Aim
Count how many lines of the material below have the word "CHARGES" and give only the number.

Collected data
##########
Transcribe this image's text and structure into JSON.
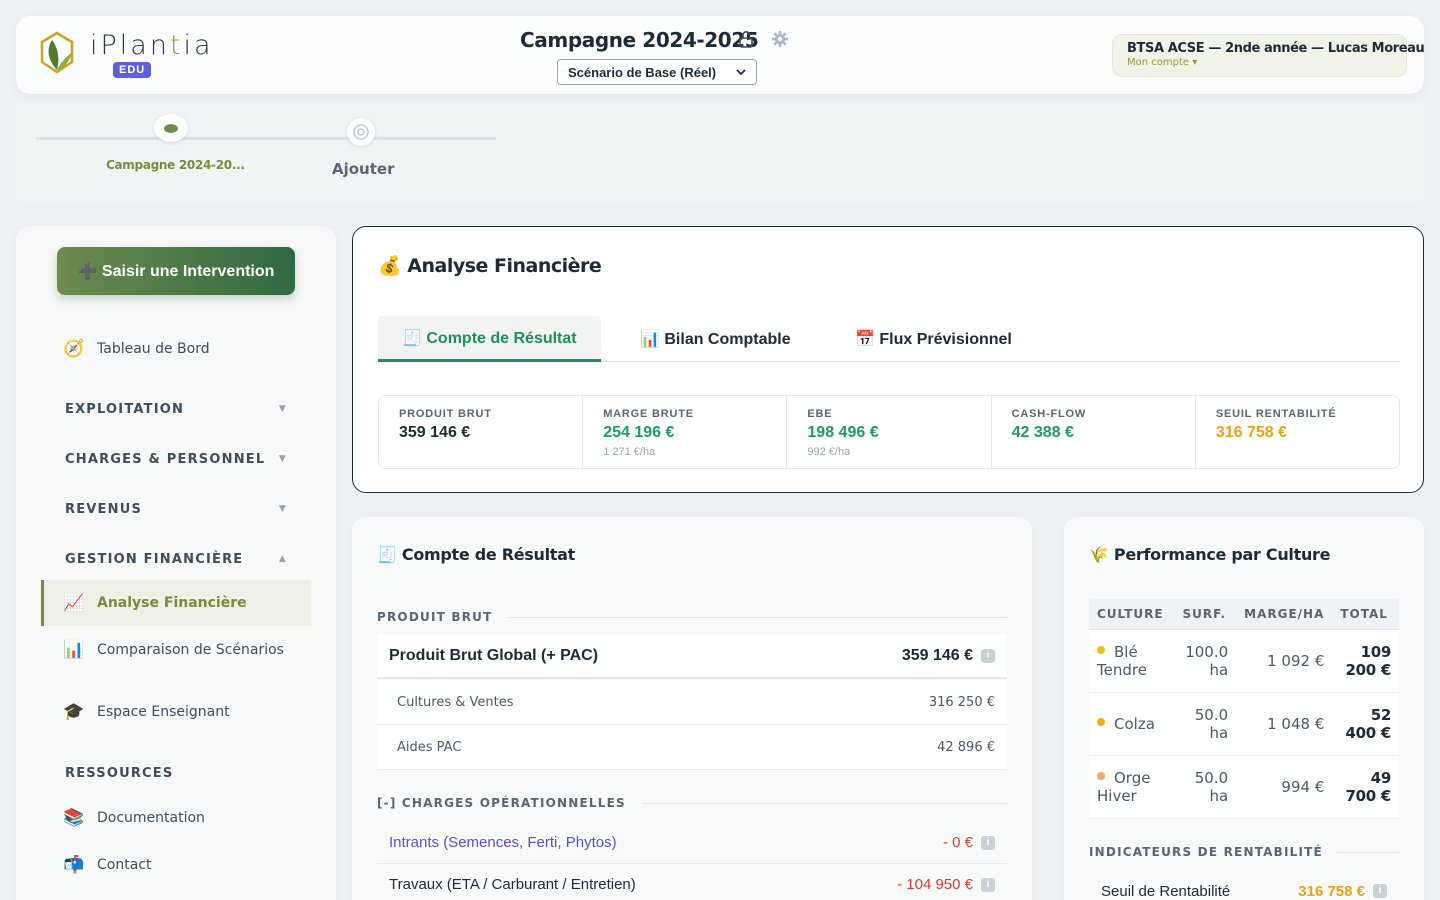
{
  "header": {
    "logo_text_prefix": "iPlan",
    "logo_text_accent": "t",
    "logo_text_suffix": "ia",
    "badge": "EDU",
    "campaign_title": "Campagne 2024-2025",
    "scenario_selected": "Scénario de Base (Réel)",
    "account_name": "BTSA ACSE — 2nde année — Lucas Moreau",
    "account_link": "Mon compte ▾"
  },
  "timeline": {
    "active_label": "Campagne 2024-20...",
    "add_label": "Ajouter"
  },
  "sidebar": {
    "cta": "➕ Saisir une Intervention",
    "items": {
      "dashboard": {
        "icon": "🧭",
        "label": "Tableau de Bord"
      },
      "analyse": {
        "icon": "📈",
        "label": "Analyse Financière"
      },
      "comparaison": {
        "icon": "📊",
        "label": "Comparaison de Scénarios"
      },
      "enseignant": {
        "icon": "🎓",
        "label": "Espace Enseignant"
      },
      "documentation": {
        "icon": "📚",
        "label": "Documentation"
      },
      "contact": {
        "icon": "📬",
        "label": "Contact"
      }
    },
    "sections": {
      "exploitation": "EXPLOITATION",
      "charges": "CHARGES & PERSONNEL",
      "revenus": "REVENUS",
      "gestion": "GESTION FINANCIÈRE",
      "ressources": "RESSOURCES"
    }
  },
  "analyse": {
    "title": "💰 Analyse Financière",
    "tabs": {
      "compte": "🧾 Compte de Résultat",
      "bilan": "📊 Bilan Comptable",
      "flux": "📅 Flux Prévisionnel"
    },
    "kpis": [
      {
        "label": "Produit Brut",
        "value": "359 146 €",
        "sub": "",
        "color": "#1e2a36"
      },
      {
        "label": "Marge Brute",
        "value": "254 196 €",
        "sub": "1 271 €/ha",
        "color": "#1e9a62"
      },
      {
        "label": "EBE",
        "value": "198 496 €",
        "sub": "992 €/ha",
        "color": "#1e9a62"
      },
      {
        "label": "Cash-Flow",
        "value": "42 388 €",
        "sub": "",
        "color": "#1e9a62"
      },
      {
        "label": "Seuil Rentabilité",
        "value": "316 758 €",
        "sub": "",
        "color": "#e8a21a"
      }
    ]
  },
  "compte_resultat": {
    "title": "🧾 Compte de Résultat",
    "produit_brut_head": "PRODUIT BRUT",
    "produit_global_label": "Produit Brut Global (+ PAC)",
    "produit_global_value": "359 146 €",
    "cultures_label": "Cultures & Ventes",
    "cultures_value": "316 250 €",
    "aides_label": "Aides PAC",
    "aides_value": "42 896 €",
    "charges_head": "[-] CHARGES OPÉRATIONNELLES",
    "intrants_label": "Intrants (Semences, Ferti, Phytos)",
    "intrants_value": "- 0 €",
    "travaux_label": "Travaux (ETA / Carburant / Entretien)",
    "travaux_value": "- 104 950 €"
  },
  "performance": {
    "title": "🌾 Performance par Culture",
    "columns": [
      "CULTURE",
      "SURF.",
      "MARGE/HA",
      "TOTAL"
    ],
    "rows": [
      {
        "culture": "Blé Tendre",
        "surf": "100.0 ha",
        "marge": "1 092 €",
        "total": "109 200 €",
        "color": "#e8c21a"
      },
      {
        "culture": "Colza",
        "surf": "50.0 ha",
        "marge": "1 048 €",
        "total": "52 400 €",
        "color": "#e8b21a"
      },
      {
        "culture": "Orge Hiver",
        "surf": "50.0 ha",
        "marge": "994 €",
        "total": "49 700 €",
        "color": "#f2a86a"
      }
    ],
    "indic_head": "INDICATEURS DE RENTABILITÉ",
    "seuil_label": "Seuil de Rentabilité",
    "seuil_value": "316 758 €"
  }
}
##########
The solution
2